Part of a data file
========
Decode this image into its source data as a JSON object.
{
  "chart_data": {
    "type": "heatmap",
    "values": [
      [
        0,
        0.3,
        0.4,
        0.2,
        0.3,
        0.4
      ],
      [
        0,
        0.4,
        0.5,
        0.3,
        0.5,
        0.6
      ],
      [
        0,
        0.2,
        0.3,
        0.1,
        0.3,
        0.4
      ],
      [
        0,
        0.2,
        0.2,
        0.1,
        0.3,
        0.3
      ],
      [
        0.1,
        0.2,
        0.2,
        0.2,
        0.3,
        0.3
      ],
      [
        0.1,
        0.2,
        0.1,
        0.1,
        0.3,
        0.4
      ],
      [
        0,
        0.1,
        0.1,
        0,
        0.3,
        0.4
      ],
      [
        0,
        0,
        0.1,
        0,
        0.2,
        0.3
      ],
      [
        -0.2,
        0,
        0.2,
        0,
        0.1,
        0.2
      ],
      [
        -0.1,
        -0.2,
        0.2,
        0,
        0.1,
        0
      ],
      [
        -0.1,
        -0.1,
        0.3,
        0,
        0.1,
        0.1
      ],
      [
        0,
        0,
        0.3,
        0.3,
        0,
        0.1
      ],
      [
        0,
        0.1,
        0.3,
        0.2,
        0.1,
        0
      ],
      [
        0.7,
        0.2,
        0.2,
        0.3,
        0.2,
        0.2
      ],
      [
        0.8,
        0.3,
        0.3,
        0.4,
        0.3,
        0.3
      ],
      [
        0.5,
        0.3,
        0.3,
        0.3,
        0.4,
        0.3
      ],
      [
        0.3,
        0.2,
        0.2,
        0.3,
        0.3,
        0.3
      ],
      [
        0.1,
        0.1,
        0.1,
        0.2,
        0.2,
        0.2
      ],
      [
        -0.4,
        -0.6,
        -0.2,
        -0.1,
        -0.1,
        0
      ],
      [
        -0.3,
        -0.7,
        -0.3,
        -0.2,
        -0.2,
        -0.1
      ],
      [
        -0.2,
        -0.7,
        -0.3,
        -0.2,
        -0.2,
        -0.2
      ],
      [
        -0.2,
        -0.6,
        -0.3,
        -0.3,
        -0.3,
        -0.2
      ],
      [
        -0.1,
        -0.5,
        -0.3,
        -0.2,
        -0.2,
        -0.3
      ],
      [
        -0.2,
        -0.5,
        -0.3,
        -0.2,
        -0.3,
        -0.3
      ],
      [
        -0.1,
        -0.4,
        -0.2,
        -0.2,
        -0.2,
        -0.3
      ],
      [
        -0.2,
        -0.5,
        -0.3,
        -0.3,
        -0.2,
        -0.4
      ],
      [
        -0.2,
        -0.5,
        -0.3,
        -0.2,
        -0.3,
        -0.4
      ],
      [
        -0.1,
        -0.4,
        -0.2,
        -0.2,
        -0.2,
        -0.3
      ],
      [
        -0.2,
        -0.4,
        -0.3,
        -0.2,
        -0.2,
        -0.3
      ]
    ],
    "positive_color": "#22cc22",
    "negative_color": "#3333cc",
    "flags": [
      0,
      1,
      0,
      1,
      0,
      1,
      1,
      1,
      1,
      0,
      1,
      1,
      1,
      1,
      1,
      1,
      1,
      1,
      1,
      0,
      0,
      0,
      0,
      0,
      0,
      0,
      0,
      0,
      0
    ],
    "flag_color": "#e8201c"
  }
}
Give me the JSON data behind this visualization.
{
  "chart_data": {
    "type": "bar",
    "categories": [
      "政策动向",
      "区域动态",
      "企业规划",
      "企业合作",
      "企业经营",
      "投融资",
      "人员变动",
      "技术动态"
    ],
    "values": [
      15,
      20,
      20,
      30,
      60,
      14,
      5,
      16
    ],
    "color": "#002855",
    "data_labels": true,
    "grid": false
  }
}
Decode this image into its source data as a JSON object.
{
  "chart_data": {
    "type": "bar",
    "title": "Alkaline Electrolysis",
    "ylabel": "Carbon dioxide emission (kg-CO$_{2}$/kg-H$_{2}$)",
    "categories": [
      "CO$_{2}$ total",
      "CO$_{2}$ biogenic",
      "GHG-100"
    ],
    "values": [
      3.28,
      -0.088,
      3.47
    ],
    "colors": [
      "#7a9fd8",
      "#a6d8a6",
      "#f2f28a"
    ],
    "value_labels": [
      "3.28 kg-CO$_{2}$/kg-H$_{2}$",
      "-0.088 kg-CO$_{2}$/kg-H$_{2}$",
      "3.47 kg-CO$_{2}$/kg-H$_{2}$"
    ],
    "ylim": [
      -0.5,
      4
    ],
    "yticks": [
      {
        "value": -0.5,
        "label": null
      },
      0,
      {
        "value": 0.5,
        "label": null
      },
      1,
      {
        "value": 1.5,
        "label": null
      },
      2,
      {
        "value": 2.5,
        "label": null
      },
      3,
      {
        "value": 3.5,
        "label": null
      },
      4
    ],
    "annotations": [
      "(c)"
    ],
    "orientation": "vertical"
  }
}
========
Problem to solve ->
Write out every record, exactly as written.

Exercise response ->
Decode this image into its source data as a JSON object.
{
  "chart_data": {
    "type": "heatmap",
    "values": [
      [
        0,
        0.3,
        0.4,
        0.2,
        0.3,
        0.4
      ],
      [
        0,
        0.4,
        0.5,
        0.3,
        0.5,
        0.6
      ],
      [
        0,
        0.2,
        0.3,
        0.1,
        0.3,
        0.4
      ],
      [
        0,
        0.2,
        0.2,
        0.1,
        0.3,
        0.3
      ],
      [
        0.1,
        0.2,
        0.2,
        0.2,
        0.3,
        0.3
      ],
      [
        0.1,
        0.2,
        0.1,
        0.1,
        0.3,
        0.4
      ],
      [
        0,
        0.1,
        0.1,
        0,
        0.3,
        0.4
      ],
      [
        0,
        0,
        0.1,
        0,
        0.2,
        0.3
      ],
      [
        -0.2,
        0,
        0.2,
        0,
        0.1,
        0.2
      ],
      [
        -0.1,
        -0.2,
        0.2,
        0,
        0.1,
        0
      ],
      [
        -0.1,
        -0.1,
        0.3,
        0,
        0.1,
        0.1
      ],
      [
        0,
        0,
        0.3,
        0.3,
        0,
        0.1
      ],
      [
        0,
        0.1,
        0.3,
        0.2,
        0.1,
        0
      ],
      [
        0.7,
        0.2,
        0.2,
        0.3,
        0.2,
        0.2
      ],
      [
        0.8,
        0.3,
        0.3,
        0.4,
        0.3,
        0.3
      ],
      [
        0.5,
        0.3,
        0.3,
        0.3,
        0.4,
        0.3
      ],
      [
        0.3,
        0.2,
        0.2,
        0.3,
        0.3,
        0.3
      ],
      [
        0.1,
        0.1,
        0.1,
        0.2,
        0.2,
        0.2
      ],
      [
        -0.4,
        -0.6,
        -0.2,
        -0.1,
        -0.1,
        0
      ],
      [
        -0.3,
        -0.7,
        -0.3,
        -0.2,
        -0.2,
        -0.1
      ],
      [
        -0.2,
        -0.7,
        -0.3,
        -0.2,
        -0.2,
        -0.2
      ],
      [
        -0.2,
        -0.6,
        -0.3,
        -0.3,
        -0.3,
        -0.2
      ],
      [
        -0.1,
        -0.5,
        -0.3,
        -0.2,
        -0.2,
        -0.3
      ],
      [
        -0.2,
        -0.5,
        -0.3,
        -0.2,
        -0.3,
        -0.3
      ],
      [
        -0.1,
        -0.4,
        -0.2,
        -0.2,
        -0.2,
        -0.3
      ],
      [
        -0.2,
        -0.5,
        -0.3,
        -0.3,
        -0.2,
        -0.4
      ],
      [
        -0.2,
        -0.5,
        -0.3,
        -0.2,
        -0.3,
        -0.4
      ],
      [
        -0.1,
        -0.4,
        -0.2,
        -0.2,
        -0.2,
        -0.3
      ],
      [
        -0.2,
        -0.4,
        -0.3,
        -0.2,
        -0.2,
        -0.3
      ]
    ],
    "positive_color": "#22cc22",
    "negative_color": "#3333cc",
    "flags": [
      0,
      1,
      0,
      1,
      0,
      1,
      1,
      1,
      1,
      0,
      1,
      1,
      1,
      1,
      1,
      1,
      1,
      1,
      1,
      0,
      0,
      0,
      0,
      0,
      0,
      0,
      0,
      0,
      0
    ],
    "flag_color": "#e8201c"
  }
}
Give me the JSON data behind this visualization.
{
  "chart_data": {
    "type": "bar",
    "categories": [
      "政策动向",
      "区域动态",
      "企业规划",
      "企业合作",
      "企业经营",
      "投融资",
      "人员变动",
      "技术动态"
    ],
    "values": [
      15,
      20,
      20,
      30,
      60,
      14,
      5,
      16
    ],
    "color": "#002855",
    "data_labels": true,
    "grid": false
  }
}
Decode this image into its source data as a JSON object.
{
  "chart_data": {
    "type": "bar",
    "title": "Alkaline Electrolysis",
    "ylabel": "Carbon dioxide emission (kg-CO$_{2}$/kg-H$_{2}$)",
    "categories": [
      "CO$_{2}$ total",
      "CO$_{2}$ biogenic",
      "GHG-100"
    ],
    "values": [
      3.28,
      -0.088,
      3.47
    ],
    "colors": [
      "#7a9fd8",
      "#a6d8a6",
      "#f2f28a"
    ],
    "value_labels": [
      "3.28 kg-CO$_{2}$/kg-H$_{2}$",
      "-0.088 kg-CO$_{2}$/kg-H$_{2}$",
      "3.47 kg-CO$_{2}$/kg-H$_{2}$"
    ],
    "ylim": [
      -0.5,
      4
    ],
    "yticks": [
      {
        "value": -0.5,
        "label": null
      },
      0,
      {
        "value": 0.5,
        "label": null
      },
      1,
      {
        "value": 1.5,
        "label": null
      },
      2,
      {
        "value": 2.5,
        "label": null
      },
      3,
      {
        "value": 3.5,
        "label": null
      },
      4
    ],
    "annotations": [
      "(c)"
    ],
    "orientation": "vertical"
  }
}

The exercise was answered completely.